What the task requires: Word for word, repeat the entries, minus the pictures.

Records supplied:
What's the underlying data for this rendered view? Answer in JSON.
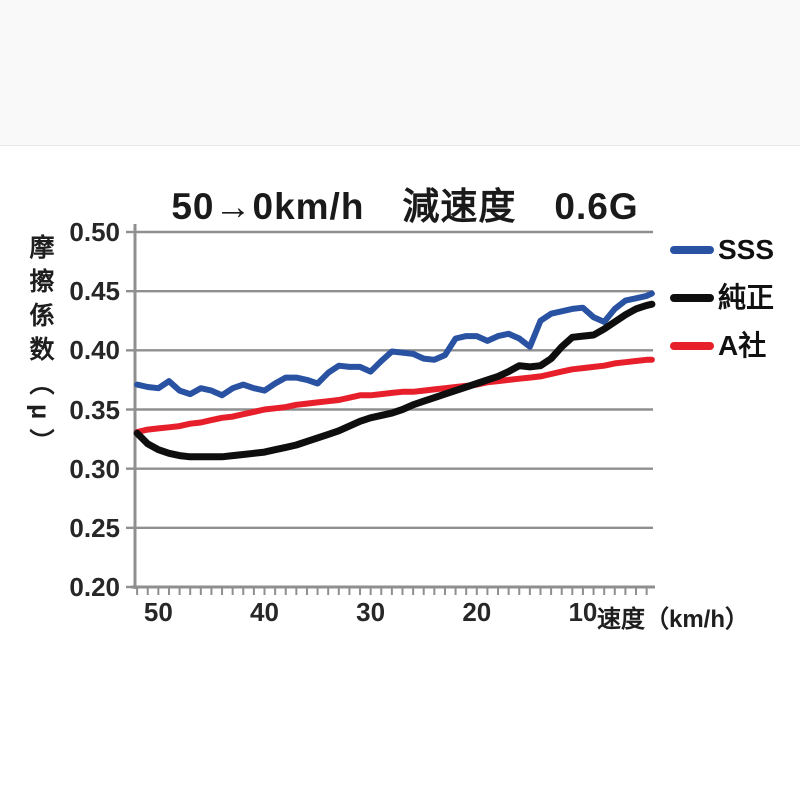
{
  "page": {
    "background": "#ffffff",
    "top_band_color": "#f9f9fa"
  },
  "chart_data": {
    "type": "line",
    "title": "50→0km/h　減速度　0.6G",
    "xlabel": "速度（km/h）",
    "ylabel": "摩擦係数（μ）",
    "x_axis_reversed": true,
    "xlim": [
      52.2,
      3.4
    ],
    "ylim": [
      0.2,
      0.5
    ],
    "x_ticks": [
      50,
      40,
      30,
      20,
      10
    ],
    "y_ticks": [
      0.5,
      0.45,
      0.4,
      0.35,
      0.3,
      0.25,
      0.2
    ],
    "minor_x_tick_step": 1,
    "grid": true,
    "legend_position": "right",
    "colors": {
      "grid": "#8f8f8f",
      "axis": "#8f8f8f",
      "title_text": "#1a1a1a",
      "tick_text": "#272727"
    },
    "x": [
      52,
      51,
      50,
      49,
      48,
      47,
      46,
      45,
      44,
      43,
      42,
      41,
      40,
      39,
      38,
      37,
      36,
      35,
      34,
      33,
      32,
      31,
      30,
      29,
      28,
      27,
      26,
      25,
      24,
      23,
      22,
      21,
      20,
      19,
      18,
      17,
      16,
      15,
      14,
      13,
      12,
      11,
      10,
      9,
      8,
      7,
      6,
      5,
      4,
      3.5
    ],
    "series": [
      {
        "name": "SSS",
        "color": "#2a52a2",
        "stroke_width": 6,
        "values": [
          0.371,
          0.369,
          0.368,
          0.374,
          0.366,
          0.363,
          0.368,
          0.366,
          0.362,
          0.368,
          0.371,
          0.368,
          0.366,
          0.372,
          0.377,
          0.377,
          0.375,
          0.372,
          0.381,
          0.387,
          0.386,
          0.386,
          0.382,
          0.391,
          0.399,
          0.398,
          0.397,
          0.393,
          0.392,
          0.396,
          0.41,
          0.412,
          0.412,
          0.408,
          0.412,
          0.414,
          0.41,
          0.403,
          0.425,
          0.431,
          0.433,
          0.435,
          0.436,
          0.428,
          0.424,
          0.435,
          0.442,
          0.444,
          0.446,
          0.448
        ]
      },
      {
        "name": "純正",
        "color": "#0e0e0e",
        "stroke_width": 7,
        "values": [
          0.33,
          0.321,
          0.316,
          0.313,
          0.311,
          0.31,
          0.31,
          0.31,
          0.31,
          0.311,
          0.312,
          0.313,
          0.314,
          0.316,
          0.318,
          0.32,
          0.323,
          0.326,
          0.329,
          0.332,
          0.336,
          0.34,
          0.343,
          0.345,
          0.347,
          0.35,
          0.354,
          0.357,
          0.36,
          0.363,
          0.366,
          0.369,
          0.372,
          0.375,
          0.378,
          0.382,
          0.387,
          0.386,
          0.387,
          0.393,
          0.403,
          0.411,
          0.412,
          0.413,
          0.418,
          0.424,
          0.43,
          0.435,
          0.438,
          0.439
        ]
      },
      {
        "name": "A社",
        "color": "#e71f2b",
        "stroke_width": 6,
        "values": [
          0.331,
          0.333,
          0.334,
          0.335,
          0.336,
          0.338,
          0.339,
          0.341,
          0.343,
          0.344,
          0.346,
          0.348,
          0.35,
          0.351,
          0.352,
          0.354,
          0.355,
          0.356,
          0.357,
          0.358,
          0.36,
          0.362,
          0.362,
          0.363,
          0.364,
          0.365,
          0.365,
          0.366,
          0.367,
          0.368,
          0.369,
          0.37,
          0.371,
          0.373,
          0.374,
          0.375,
          0.376,
          0.377,
          0.378,
          0.38,
          0.382,
          0.384,
          0.385,
          0.386,
          0.387,
          0.389,
          0.39,
          0.391,
          0.392,
          0.392
        ]
      }
    ]
  }
}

Answer in full:
What's the underlying data for this rendered view? Answer in JSON.
{
  "page": {
    "background": "#ffffff",
    "top_band_color": "#f9f9fa"
  },
  "chart_data": {
    "type": "line",
    "title": "50→0km/h　減速度　0.6G",
    "xlabel": "速度（km/h）",
    "ylabel": "摩擦係数（μ）",
    "x_axis_reversed": true,
    "xlim": [
      52.2,
      3.4
    ],
    "ylim": [
      0.2,
      0.5
    ],
    "x_ticks": [
      50,
      40,
      30,
      20,
      10
    ],
    "y_ticks": [
      0.5,
      0.45,
      0.4,
      0.35,
      0.3,
      0.25,
      0.2
    ],
    "minor_x_tick_step": 1,
    "grid": true,
    "legend_position": "right",
    "colors": {
      "grid": "#8f8f8f",
      "axis": "#8f8f8f",
      "title_text": "#1a1a1a",
      "tick_text": "#272727"
    },
    "x": [
      52,
      51,
      50,
      49,
      48,
      47,
      46,
      45,
      44,
      43,
      42,
      41,
      40,
      39,
      38,
      37,
      36,
      35,
      34,
      33,
      32,
      31,
      30,
      29,
      28,
      27,
      26,
      25,
      24,
      23,
      22,
      21,
      20,
      19,
      18,
      17,
      16,
      15,
      14,
      13,
      12,
      11,
      10,
      9,
      8,
      7,
      6,
      5,
      4,
      3.5
    ],
    "series": [
      {
        "name": "SSS",
        "color": "#2a52a2",
        "stroke_width": 6,
        "values": [
          0.371,
          0.369,
          0.368,
          0.374,
          0.366,
          0.363,
          0.368,
          0.366,
          0.362,
          0.368,
          0.371,
          0.368,
          0.366,
          0.372,
          0.377,
          0.377,
          0.375,
          0.372,
          0.381,
          0.387,
          0.386,
          0.386,
          0.382,
          0.391,
          0.399,
          0.398,
          0.397,
          0.393,
          0.392,
          0.396,
          0.41,
          0.412,
          0.412,
          0.408,
          0.412,
          0.414,
          0.41,
          0.403,
          0.425,
          0.431,
          0.433,
          0.435,
          0.436,
          0.428,
          0.424,
          0.435,
          0.442,
          0.444,
          0.446,
          0.448
        ]
      },
      {
        "name": "純正",
        "color": "#0e0e0e",
        "stroke_width": 7,
        "values": [
          0.33,
          0.321,
          0.316,
          0.313,
          0.311,
          0.31,
          0.31,
          0.31,
          0.31,
          0.311,
          0.312,
          0.313,
          0.314,
          0.316,
          0.318,
          0.32,
          0.323,
          0.326,
          0.329,
          0.332,
          0.336,
          0.34,
          0.343,
          0.345,
          0.347,
          0.35,
          0.354,
          0.357,
          0.36,
          0.363,
          0.366,
          0.369,
          0.372,
          0.375,
          0.378,
          0.382,
          0.387,
          0.386,
          0.387,
          0.393,
          0.403,
          0.411,
          0.412,
          0.413,
          0.418,
          0.424,
          0.43,
          0.435,
          0.438,
          0.439
        ]
      },
      {
        "name": "A社",
        "color": "#e71f2b",
        "stroke_width": 6,
        "values": [
          0.331,
          0.333,
          0.334,
          0.335,
          0.336,
          0.338,
          0.339,
          0.341,
          0.343,
          0.344,
          0.346,
          0.348,
          0.35,
          0.351,
          0.352,
          0.354,
          0.355,
          0.356,
          0.357,
          0.358,
          0.36,
          0.362,
          0.362,
          0.363,
          0.364,
          0.365,
          0.365,
          0.366,
          0.367,
          0.368,
          0.369,
          0.37,
          0.371,
          0.373,
          0.374,
          0.375,
          0.376,
          0.377,
          0.378,
          0.38,
          0.382,
          0.384,
          0.385,
          0.386,
          0.387,
          0.389,
          0.39,
          0.391,
          0.392,
          0.392
        ]
      }
    ]
  }
}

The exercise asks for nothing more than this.